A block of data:
★ ★ ★ ★ ★

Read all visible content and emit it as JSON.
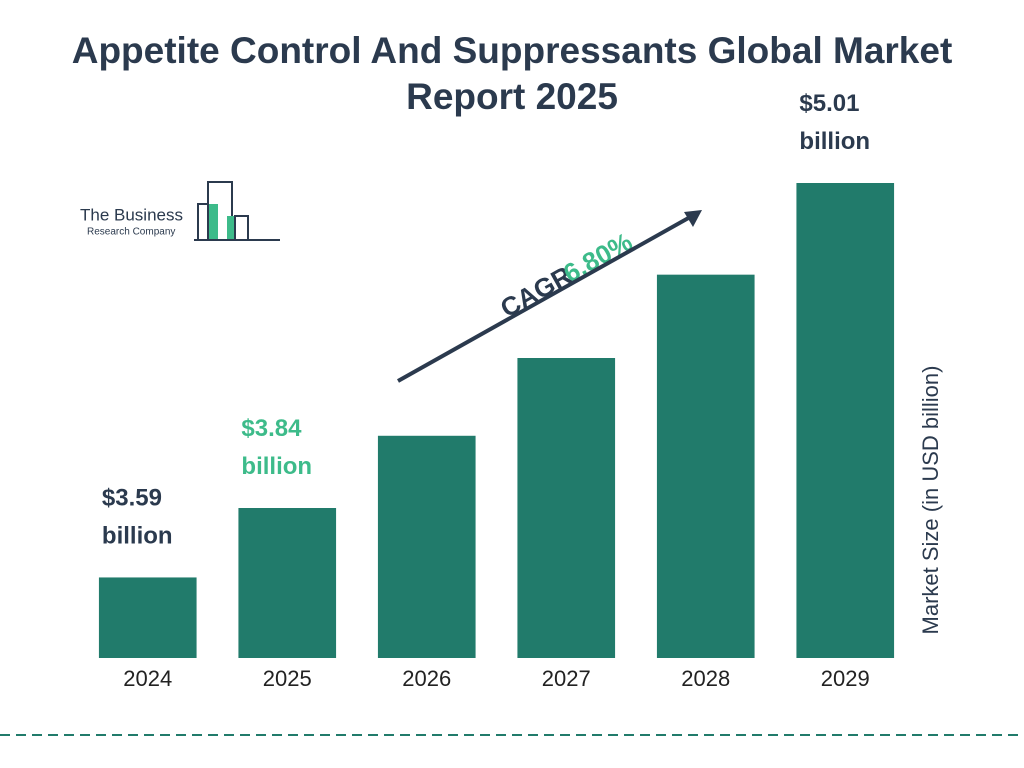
{
  "chart_data": {
    "type": "bar",
    "title": "Appetite Control And Suppressants Global Market Report 2025",
    "categories": [
      "2024",
      "2025",
      "2026",
      "2027",
      "2028",
      "2029"
    ],
    "values": [
      3.59,
      3.84,
      4.1,
      4.38,
      4.68,
      5.01
    ],
    "value_labels": [
      "$3.59 billion",
      "$3.84 billion",
      null,
      null,
      null,
      "$5.01 billion"
    ],
    "value_label_colors": [
      "#2b3a4e",
      "#3dbb8a",
      null,
      null,
      null,
      "#2b3a4e"
    ],
    "color": "#217b6b",
    "ylim": [
      3.3,
      5.1
    ],
    "y_axis_label": "Market Size (in USD billion)",
    "annotations": {
      "cagr_label": "CAGR",
      "cagr_value": "6.80%"
    },
    "grid": false
  },
  "logo": {
    "line1": "The Business",
    "line2": "Research Company"
  }
}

★ ★ ★ ★ ★

(REQUEST)
Extract every line above that contains the word "Market".

(TASK RESULT)
    "title": "Appetite Control And Suppressants Global Market Report 2025",
    "y_axis_label": "Market Size (in USD billion)",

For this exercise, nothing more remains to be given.